__Given exercise__. Each line of the material must be repeated precisely, with the pictures left out.

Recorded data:
::::::::::

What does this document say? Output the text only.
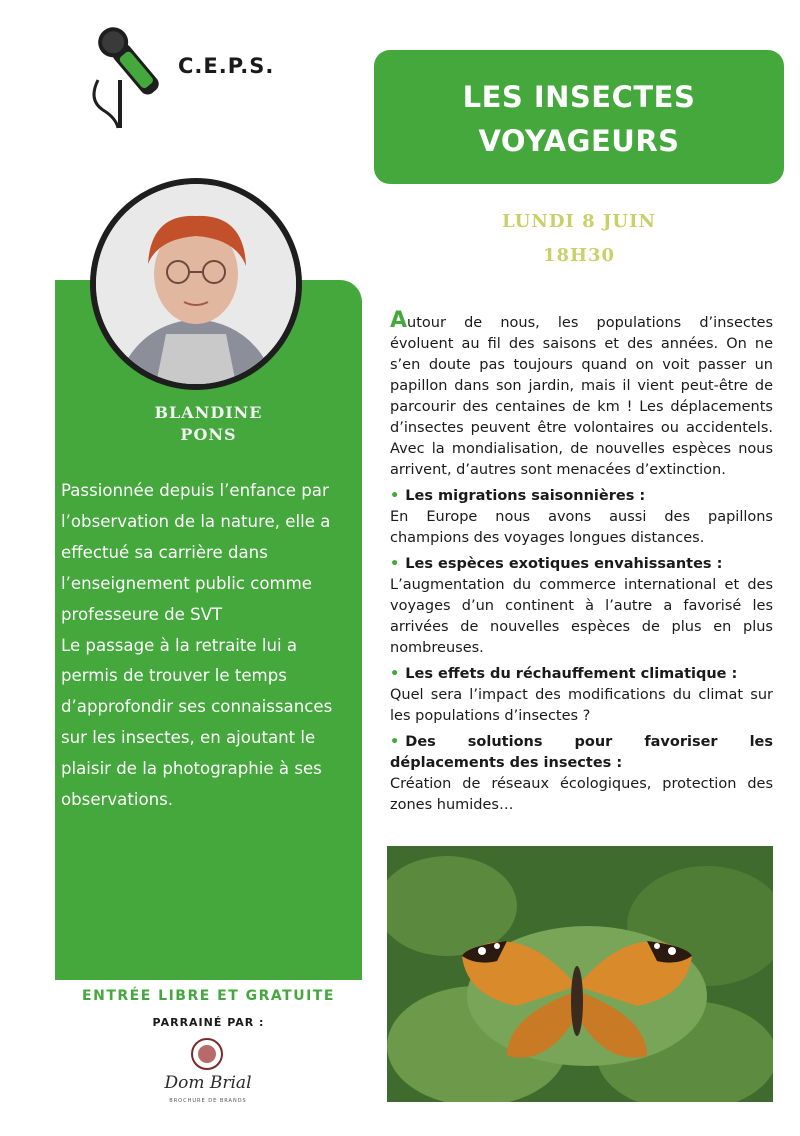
C.E.P.S.
LES INSECTES
VOYAGEURS
LUNDI 8 JUIN
18H30
BLANDINE
PONS

Passionnée depuis l’enfance par l’observation de la nature, elle a effectué sa carrière dans l’enseignement public comme professeure de SVT

Le passage à la retraite lui a permis de trouver le temps d’approfondir ses connaissances sur les insectes, en ajoutant le plaisir de la photographie à ses observations.

Autour de nous, les populations d’insectes évoluent au fil des saisons et des années. On ne s’en doute pas toujours quand on voit passer un papillon dans son jardin, mais il vient peut-être de parcourir des centaines de km ! Les déplacements d’insectes peuvent être volontaires ou accidentels. Avec la mondialisation, de nouvelles espèces nous arrivent, d’autres sont menacées d’extinction.

• Les migrations saisonnières :

En Europe nous avons aussi des papillons champions des voyages longues distances.

• Les espèces exotiques envahissantes :

L’augmentation du commerce international et des voyages d’un continent à l’autre a favorisé les arrivées de nouvelles espèces de plus en plus nombreuses.

• Les effets du réchauffement climatique :

Quel sera l’impact des modifications du climat sur les populations d’insectes ?

• Des solutions pour favoriser les déplacements des insectes :

Création de réseaux écologiques, protection des zones humides…

ENTRÉE LIBRE ET GRATUITE
PARRAINÉ PAR :
Dom Brial
BROCHURE DE BRANDS
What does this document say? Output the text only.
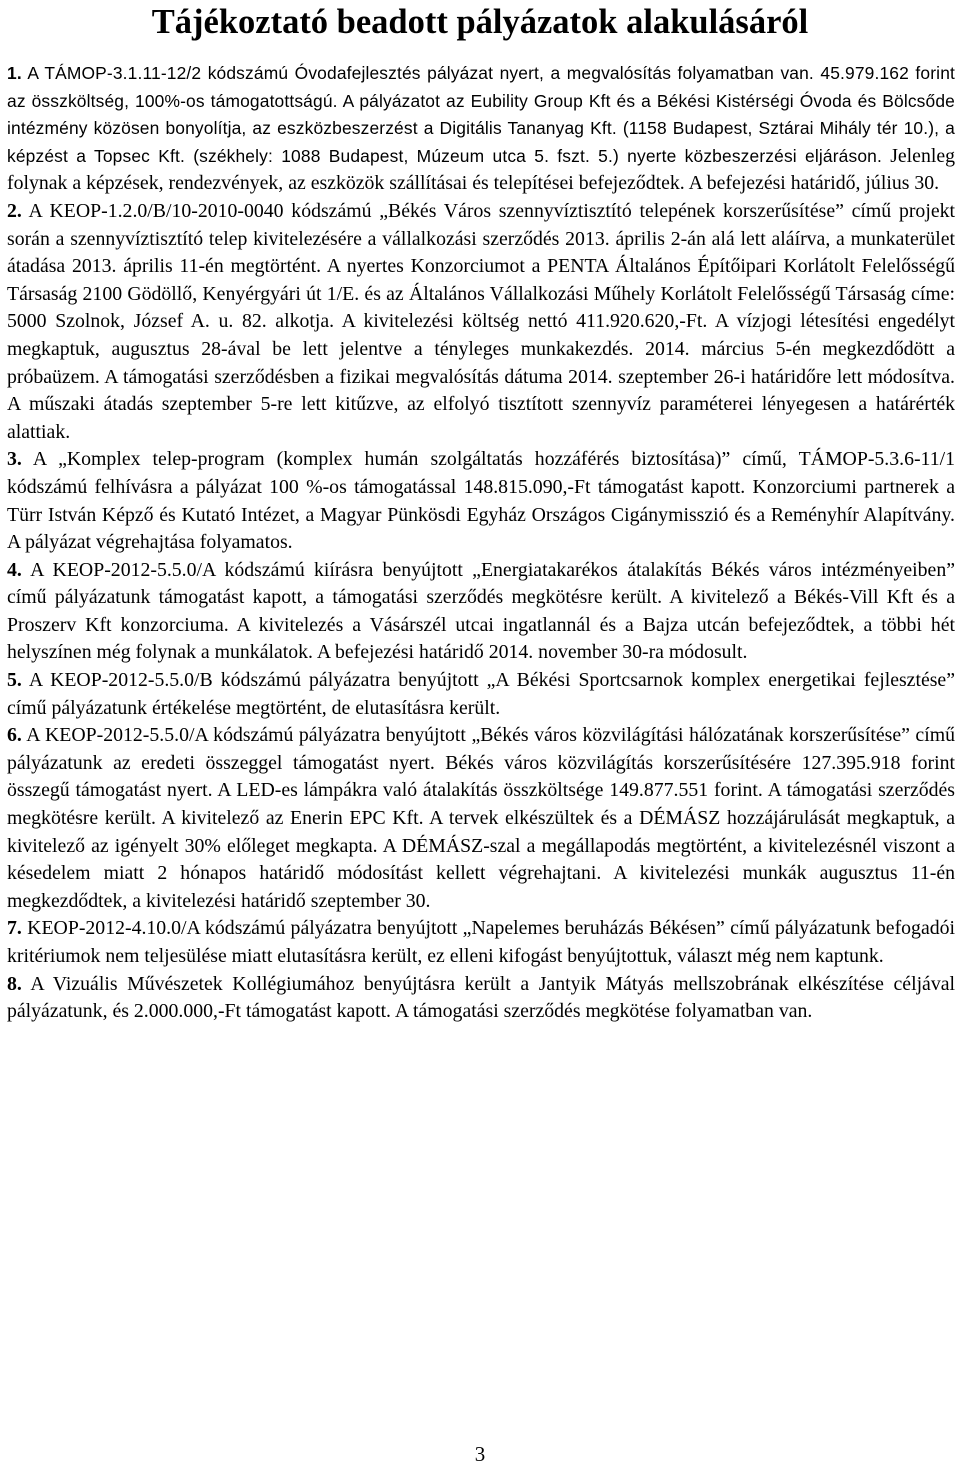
Tájékoztató beadott pályázatok alakulásáról

1. A TÁMOP-3.1.11-12/2 kódszámú Óvodafejlesztés pályázat nyert, a megvalósítás folyamatban van. 45.979.162 forint az összköltség, 100%-os támogatottságú. A pályázatot az Eubility Group Kft és a Békési Kistérségi Óvoda és Bölcsőde intézmény közösen bonyolítja, az eszközbeszerzést a Digitális Tananyag Kft. (1158 Budapest, Sztárai Mihály tér 10.), a képzést a Topsec Kft. (székhely: 1088 Budapest, Múzeum utca 5. fszt. 5.) nyerte közbeszerzési eljáráson. Jelenleg folynak a képzések, rendezvények, az eszközök szállításai és telepítései befejeződtek. A befejezési határidő, július 30.

2. A KEOP-1.2.0/B/10-2010-0040 kódszámú „Békés Város szennyvíztisztító telepének korszerűsítése” című projekt során a szennyvíztisztító telep kivitelezésére a vállalkozási szerződés 2013. április 2-án alá lett aláírva, a munkaterület átadása 2013. április 11-én megtörtént. A nyertes Konzorciumot a PENTA Általános Építőipari Korlátolt Felelősségű Társaság 2100 Gödöllő, Kenyérgyári út 1/E. és az Általános Vállalkozási Műhely Korlátolt Felelősségű Társaság címe: 5000 Szolnok, József A. u. 82. alkotja. A kivitelezési költség nettó 411.920.620,-Ft. A vízjogi létesítési engedélyt megkaptuk, augusztus 28-ával be lett jelentve a tényleges munkakezdés. 2014. március 5-én megkezdődött a próbaüzem. A támogatási szerződésben a fizikai megvalósítás dátuma 2014. szeptember 26-i határidőre lett módosítva. A műszaki átadás szeptember 5-re lett kitűzve, az elfolyó tisztított szennyvíz paraméterei lényegesen a határérték alattiak.

3. A „Komplex telep-program (komplex humán szolgáltatás hozzáférés biztosítása)” című, TÁMOP-5.3.6-11/1 kódszámú felhívásra a pályázat 100 %-os támogatással 148.815.090,-Ft támogatást kapott. Konzorciumi partnerek a Türr István Képző és Kutató Intézet, a Magyar Pünkösdi Egyház Országos Cigánymisszió és a Reményhír Alapítvány. A pályázat végrehajtása folyamatos.

4. A KEOP-2012-5.5.0/A kódszámú kiírásra benyújtott „Energiatakarékos átalakítás Békés város intézményeiben” című pályázatunk támogatást kapott, a támogatási szerződés megkötésre került. A kivitelező a Békés-Vill Kft és a Proszerv Kft konzorciuma. A kivitelezés a Vásárszél utcai ingatlannál és a Bajza utcán befejeződtek, a többi hét helyszínen még folynak a munkálatok. A befejezési határidő 2014. november 30-ra módosult.

5. A KEOP-2012-5.5.0/B kódszámú pályázatra benyújtott „A Békési Sportcsarnok komplex energetikai fejlesztése” című pályázatunk értékelése megtörtént, de elutasításra került.

6. A KEOP-2012-5.5.0/A kódszámú pályázatra benyújtott „Békés város közvilágítási hálózatának korszerűsítése” című pályázatunk az eredeti összeggel támogatást nyert. Békés város közvilágítás korszerűsítésére 127.395.918 forint összegű támogatást nyert. A LED-es lámpákra való átalakítás összköltsége 149.877.551 forint. A támogatási szerződés megkötésre került. A kivitelező az Enerin EPC Kft. A tervek elkészültek és a DÉMÁSZ hozzájárulását megkaptuk, a kivitelező az igényelt 30% előleget megkapta. A DÉMÁSZ-szal a megállapodás megtörtént, a kivitelezésnél viszont a késedelem miatt 2 hónapos határidő módosítást kellett végrehajtani. A kivitelezési munkák augusztus 11-én megkezdődtek, a kivitelezési határidő szeptember 30.

7. KEOP-2012-4.10.0/A kódszámú pályázatra benyújtott „Napelemes beruházás Békésen” című pályázatunk befogadói kritériumok nem teljesülése miatt elutasításra került, ez elleni kifogást benyújtottuk, választ még nem kaptunk.

8. A Vizuális Művészetek Kollégiumához benyújtásra került a Jantyik Mátyás mellszobrának elkészítése céljával pályázatunk, és 2.000.000,-Ft támogatást kapott. A támogatási szerződés megkötése folyamatban van.

3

::::::::::

__Solution__.
What does this document say? Output the text only.
C.E.P.S.
LES INSECTES
VOYAGEURS
LUNDI 8 JUIN
18H30
BLANDINE
PONS

Passionnée depuis l’enfance par l’observation de la nature, elle a effectué sa carrière dans l’enseignement public comme professeure de SVT

Le passage à la retraite lui a permis de trouver le temps d’approfondir ses connaissances sur les insectes, en ajoutant le plaisir de la photographie à ses observations.

Autour de nous, les populations d’insectes évoluent au fil des saisons et des années. On ne s’en doute pas toujours quand on voit passer un papillon dans son jardin, mais il vient peut-être de parcourir des centaines de km ! Les déplacements d’insectes peuvent être volontaires ou accidentels. Avec la mondialisation, de nouvelles espèces nous arrivent, d’autres sont menacées d’extinction.

• Les migrations saisonnières :

En Europe nous avons aussi des papillons champions des voyages longues distances.

• Les espèces exotiques envahissantes :

L’augmentation du commerce international et des voyages d’un continent à l’autre a favorisé les arrivées de nouvelles espèces de plus en plus nombreuses.

• Les effets du réchauffement climatique :

Quel sera l’impact des modifications du climat sur les populations d’insectes ?

• Des solutions pour favoriser les déplacements des insectes :

Création de réseaux écologiques, protection des zones humides…

ENTRÉE LIBRE ET GRATUITE
PARRAINÉ PAR :
Dom Brial
BROCHURE DE BRANDS
What does this document say? Output the text only.
Tájékoztató beadott pályázatok alakulásáról

1. A TÁMOP-3.1.11-12/2 kódszámú Óvodafejlesztés pályázat nyert, a megvalósítás folyamatban van. 45.979.162 forint az összköltség, 100%-os támogatottságú. A pályázatot az Eubility Group Kft és a Békési Kistérségi Óvoda és Bölcsőde intézmény közösen bonyolítja, az eszközbeszerzést a Digitális Tananyag Kft. (1158 Budapest, Sztárai Mihály tér 10.), a képzést a Topsec Kft. (székhely: 1088 Budapest, Múzeum utca 5. fszt. 5.) nyerte közbeszerzési eljáráson. Jelenleg folynak a képzések, rendezvények, az eszközök szállításai és telepítései befejeződtek. A befejezési határidő, július 30.

2. A KEOP-1.2.0/B/10-2010-0040 kódszámú „Békés Város szennyvíztisztító telepének korszerűsítése” című projekt során a szennyvíztisztító telep kivitelezésére a vállalkozási szerződés 2013. április 2-án alá lett aláírva, a munkaterület átadása 2013. április 11-én megtörtént. A nyertes Konzorciumot a PENTA Általános Építőipari Korlátolt Felelősségű Társaság 2100 Gödöllő, Kenyérgyári út 1/E. és az Általános Vállalkozási Műhely Korlátolt Felelősségű Társaság címe: 5000 Szolnok, József A. u. 82. alkotja. A kivitelezési költség nettó 411.920.620,-Ft. A vízjogi létesítési engedélyt megkaptuk, augusztus 28-ával be lett jelentve a tényleges munkakezdés. 2014. március 5-én megkezdődött a próbaüzem. A támogatási szerződésben a fizikai megvalósítás dátuma 2014. szeptember 26-i határidőre lett módosítva. A műszaki átadás szeptember 5-re lett kitűzve, az elfolyó tisztított szennyvíz paraméterei lényegesen a határérték alattiak.

3. A „Komplex telep-program (komplex humán szolgáltatás hozzáférés biztosítása)” című, TÁMOP-5.3.6-11/1 kódszámú felhívásra a pályázat 100 %-os támogatással 148.815.090,-Ft támogatást kapott. Konzorciumi partnerek a Türr István Képző és Kutató Intézet, a Magyar Pünkösdi Egyház Országos Cigánymisszió és a Reményhír Alapítvány. A pályázat végrehajtása folyamatos.

4. A KEOP-2012-5.5.0/A kódszámú kiírásra benyújtott „Energiatakarékos átalakítás Békés város intézményeiben” című pályázatunk támogatást kapott, a támogatási szerződés megkötésre került. A kivitelező a Békés-Vill Kft és a Proszerv Kft konzorciuma. A kivitelezés a Vásárszél utcai ingatlannál és a Bajza utcán befejeződtek, a többi hét helyszínen még folynak a munkálatok. A befejezési határidő 2014. november 30-ra módosult.

5. A KEOP-2012-5.5.0/B kódszámú pályázatra benyújtott „A Békési Sportcsarnok komplex energetikai fejlesztése” című pályázatunk értékelése megtörtént, de elutasításra került.

6. A KEOP-2012-5.5.0/A kódszámú pályázatra benyújtott „Békés város közvilágítási hálózatának korszerűsítése” című pályázatunk az eredeti összeggel támogatást nyert. Békés város közvilágítás korszerűsítésére 127.395.918 forint összegű támogatást nyert. A LED-es lámpákra való átalakítás összköltsége 149.877.551 forint. A támogatási szerződés megkötésre került. A kivitelező az Enerin EPC Kft. A tervek elkészültek és a DÉMÁSZ hozzájárulását megkaptuk, a kivitelező az igényelt 30% előleget megkapta. A DÉMÁSZ-szal a megállapodás megtörtént, a kivitelezésnél viszont a késedelem miatt 2 hónapos határidő módosítást kellett végrehajtani. A kivitelezési munkák augusztus 11-én megkezdődtek, a kivitelezési határidő szeptember 30.

7. KEOP-2012-4.10.0/A kódszámú pályázatra benyújtott „Napelemes beruházás Békésen” című pályázatunk befogadói kritériumok nem teljesülése miatt elutasításra került, ez elleni kifogást benyújtottuk, választ még nem kaptunk.

8. A Vizuális Művészetek Kollégiumához benyújtásra került a Jantyik Mátyás mellszobrának elkészítése céljával pályázatunk, és 2.000.000,-Ft támogatást kapott. A támogatási szerződés megkötése folyamatban van.

3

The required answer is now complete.